• Exercise objective: Extract every line that includes the string "Lifeflight".

• Collected data entries:

* * * * * * *

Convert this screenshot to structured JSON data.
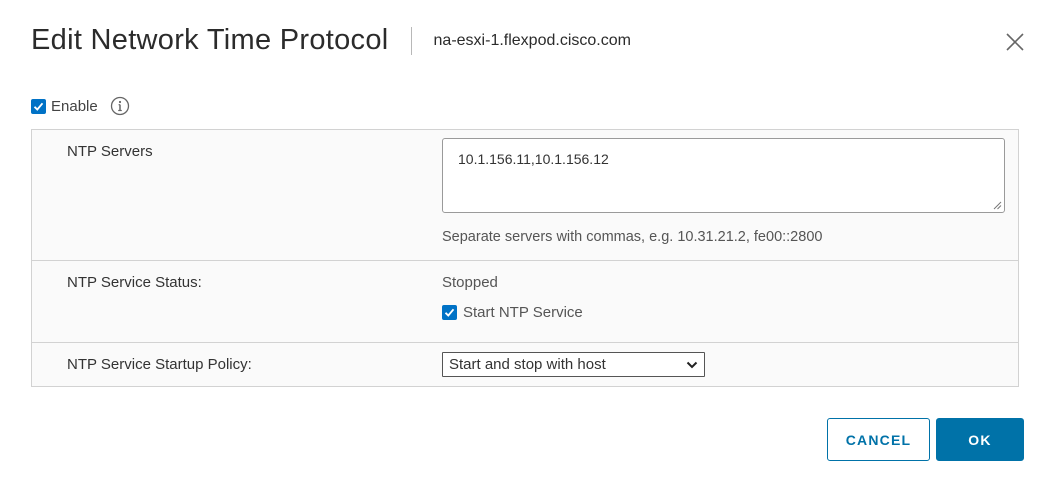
{
  "dialog": {
    "title": "Edit Network Time Protocol",
    "host": "na-esxi-1.flexpod.cisco.com"
  },
  "enable": {
    "label": "Enable",
    "checked": true
  },
  "ntp_servers": {
    "label": "NTP Servers",
    "value": "10.1.156.11,10.1.156.12",
    "hint": "Separate servers with commas, e.g. 10.31.21.2, fe00::2800"
  },
  "service_status": {
    "label": "NTP Service Status:",
    "status": "Stopped",
    "start_label": "Start NTP Service",
    "start_checked": true
  },
  "startup_policy": {
    "label": "NTP Service Startup Policy:",
    "selected": "Start and stop with host"
  },
  "buttons": {
    "cancel": "CANCEL",
    "ok": "OK"
  },
  "colors": {
    "accent": "#0072a8",
    "checkbox": "#0072c6",
    "panel_bg": "#fafafa",
    "border": "#d2d2d2"
  },
  "icons": {
    "close": "close-icon",
    "info": "info-icon",
    "chevron": "chevron-down-icon",
    "check": "checkmark-icon"
  }
}
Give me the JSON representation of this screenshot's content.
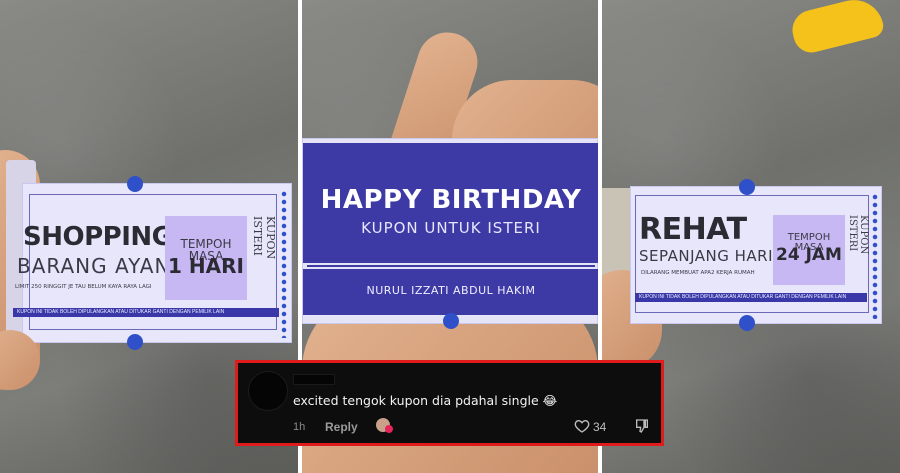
{
  "coupons": {
    "left": {
      "title": "SHOPPING",
      "subtitle": "BARANG AYANG",
      "fine_print": "LIMIT 250 RINGGIT JE TAU BELUM KAYA RAYA LAGI",
      "box_label": "TEMPOH MASA",
      "box_value": "1 HARI",
      "side_label": "KUPON ISTERI",
      "footer": "KUPON INI TIDAK BOLEH DIPULANGKAN ATAU DITUKAR GANTI DENGAN PEMILIK LAIN"
    },
    "center": {
      "title": "HAPPY BIRTHDAY",
      "subtitle": "KUPON UNTUK ISTERI",
      "name": "NURUL IZZATI ABDUL HAKIM"
    },
    "right": {
      "title": "REHAT",
      "subtitle": "SEPANJANG HARI",
      "fine_print": "DILARANG MEMBUAT APA2 KERJA RUMAH",
      "box_label": "TEMPOH MASA",
      "box_value": "24 JAM",
      "side_label": "KUPON ISTERI",
      "footer": "KUPON INI TIDAK BOLEH DIPULANGKAN ATAU DITUKAR GANTI DENGAN PEMILIK LAIN"
    }
  },
  "comment": {
    "text": "excited tengok kupon dia pdahal single 😂",
    "time": "1h",
    "reply_label": "Reply",
    "like_count": "34",
    "icons": [
      "heart-icon",
      "dislike-icon",
      "reaction-avatar-icon"
    ]
  },
  "colors": {
    "coupon_bg": "#e7e6fb",
    "coupon_blue": "#2f50c9",
    "birthday_bg": "#3d3aa6",
    "box_purple": "#c7b7f2",
    "comment_border": "#e01b1b"
  }
}
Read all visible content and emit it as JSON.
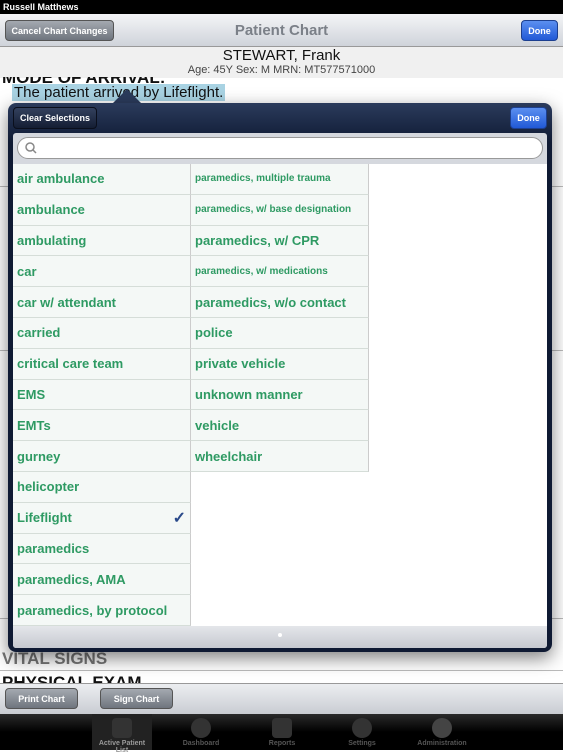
{
  "status_bar": {
    "user": "Russell Matthews"
  },
  "nav": {
    "cancel_label": "Cancel Chart Changes",
    "title": "Patient Chart",
    "done_label": "Done"
  },
  "patient": {
    "name": "STEWART, Frank",
    "info": "Age: 45Y Sex: M MRN: MT577571000"
  },
  "chart": {
    "mode_heading": "MODE OF ARRIVAL:",
    "mode_text": "The patient arrived by Lifeflight.",
    "vital_signs": "VITAL SIGNS",
    "physical_exam": "PHYSICAL EXAM"
  },
  "popover": {
    "clear_label": "Clear Selections",
    "done_label": "Done",
    "search_placeholder": "",
    "column1": [
      {
        "label": "air ambulance"
      },
      {
        "label": "ambulance"
      },
      {
        "label": "ambulating"
      },
      {
        "label": "car"
      },
      {
        "label": "car w/ attendant"
      },
      {
        "label": "carried"
      },
      {
        "label": "critical care team"
      },
      {
        "label": "EMS"
      },
      {
        "label": "EMTs"
      },
      {
        "label": "gurney"
      },
      {
        "label": "helicopter"
      },
      {
        "label": "Lifeflight",
        "checked": true
      },
      {
        "label": "paramedics"
      },
      {
        "label": "paramedics, AMA"
      },
      {
        "label": "paramedics, by protocol"
      }
    ],
    "column2": [
      {
        "label": "paramedics, multiple trauma",
        "small": true
      },
      {
        "label": "paramedics, w/ base designation",
        "small": true
      },
      {
        "label": "paramedics, w/ CPR"
      },
      {
        "label": "paramedics, w/ medications",
        "small": true
      },
      {
        "label": "paramedics, w/o contact"
      },
      {
        "label": "police"
      },
      {
        "label": "private vehicle"
      },
      {
        "label": "unknown manner"
      },
      {
        "label": "vehicle"
      },
      {
        "label": "wheelchair"
      }
    ]
  },
  "toolbar": {
    "print_label": "Print Chart",
    "sign_label": "Sign Chart"
  },
  "tabs": [
    {
      "label": "Active Patient List",
      "active": true
    },
    {
      "label": "Dashboard"
    },
    {
      "label": "Reports"
    },
    {
      "label": "Settings"
    },
    {
      "label": "Administration"
    }
  ]
}
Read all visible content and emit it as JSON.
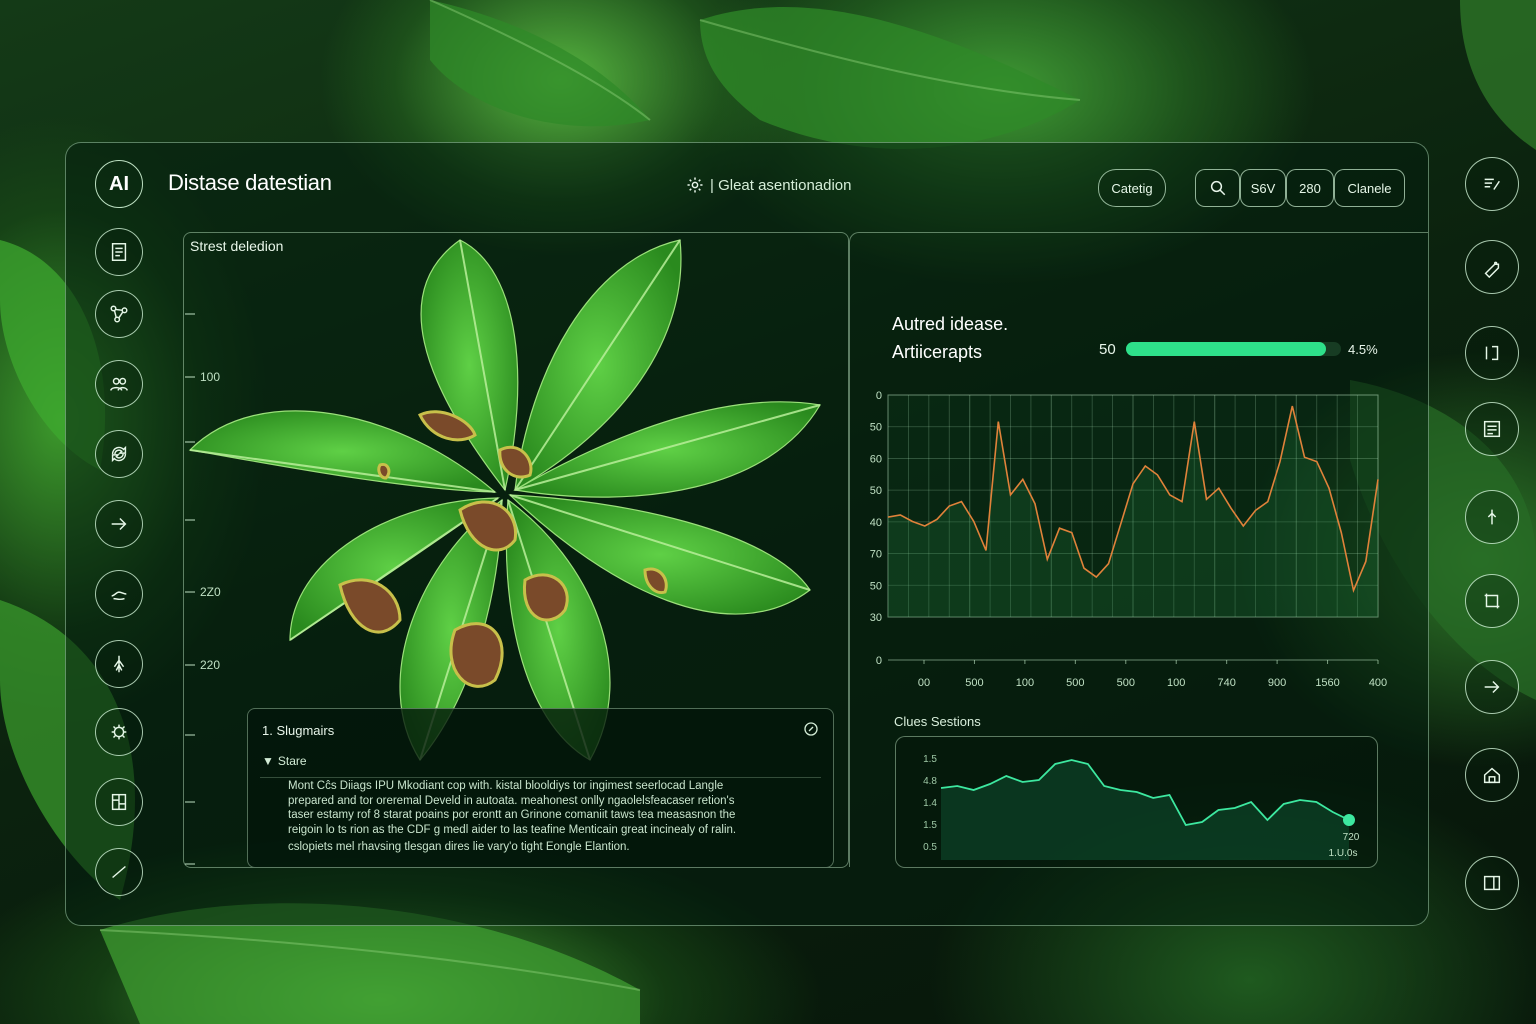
{
  "app": {
    "logo": "AI",
    "title": "Distase datestian"
  },
  "header": {
    "status_icon": "gear-icon",
    "status_text": "| Gleat asentionadion",
    "buttons": {
      "category": "Catetig",
      "search_icon": "search-icon",
      "sov": "S6V",
      "count": "280",
      "cancel": "Clanele"
    }
  },
  "left_rail": [
    "document-icon",
    "network-icon",
    "users-icon",
    "sync-icon",
    "arrow-right-icon",
    "hand-icon",
    "tree-icon",
    "bug-icon",
    "panels-icon",
    "check-icon"
  ],
  "right_rail": [
    "list-edit-icon",
    "tag-icon",
    "split-icon",
    "report-icon",
    "compass-icon",
    "crop-icon",
    "arrow-right-icon",
    "home-icon",
    "layout-icon"
  ],
  "image_panel": {
    "label": "Strest deledion",
    "ticks": [
      "100",
      "2Z0",
      "220"
    ]
  },
  "summary": {
    "title": "1. Slugmairs",
    "subtitle": "Stare",
    "lines": [
      "Mont Cĉs Diiags IPU Mkodiant cop with. kistal blooldiys tor ingimest seerlocad Langle",
      "prepared and tor oreremal Develd in autoata. meahonest onlly ngaolelsfeacaser retion's",
      "taser estamy rof 8 starat poains por erontt an Grinone comaniit taws tea measasnon the",
      "reigoin lo ts rion as the CDF g medl aider to las teafine Menticain great incinealy of ralin."
    ],
    "last_line": "cslopiets mel rhavsing tlesgan dires lie vary'o tight Eongle Elantion."
  },
  "metric": {
    "title_line1": "Autred idease.",
    "title_line2": "Artiicerapts",
    "start_label": "50",
    "progress": 0.93,
    "percent_label": "4.5%"
  },
  "chart_data": [
    {
      "type": "line",
      "y_tick_labels": [
        "0",
        "50",
        "60",
        "50",
        "40",
        "70",
        "50",
        "30",
        "0"
      ],
      "x_tick_labels": [
        "00",
        "500",
        "100",
        "500",
        "500",
        "100",
        "740",
        "900",
        "1560",
        "400"
      ],
      "series": [
        {
          "color": "#e0823a",
          "values": [
            45,
            46,
            43,
            41,
            44,
            50,
            52,
            43,
            30,
            88,
            55,
            62,
            51,
            26,
            40,
            38,
            22,
            18,
            24,
            42,
            60,
            68,
            64,
            55,
            52,
            88,
            53,
            58,
            49,
            41,
            48,
            52,
            70,
            95,
            72,
            70,
            58,
            38,
            12,
            25,
            62
          ]
        }
      ],
      "grid": true
    },
    {
      "type": "area",
      "title": "Clues Sestions",
      "y_tick_labels": [
        "1.5",
        "4.8",
        "1.4",
        "1.5",
        "0.5"
      ],
      "series": [
        {
          "color": "#3de8a0",
          "values": [
            0.62,
            0.64,
            0.6,
            0.66,
            0.74,
            0.68,
            0.7,
            0.86,
            0.9,
            0.86,
            0.64,
            0.6,
            0.58,
            0.52,
            0.55,
            0.25,
            0.28,
            0.4,
            0.42,
            0.48,
            0.3,
            0.46,
            0.5,
            0.48,
            0.38,
            0.3
          ]
        }
      ],
      "end_labels": [
        "720",
        "1.U.0s"
      ]
    }
  ]
}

* * * * * * *

• Reply:
    "mode_text": "The patient arrived by Lifeflight.",
        "label": "Lifeflight",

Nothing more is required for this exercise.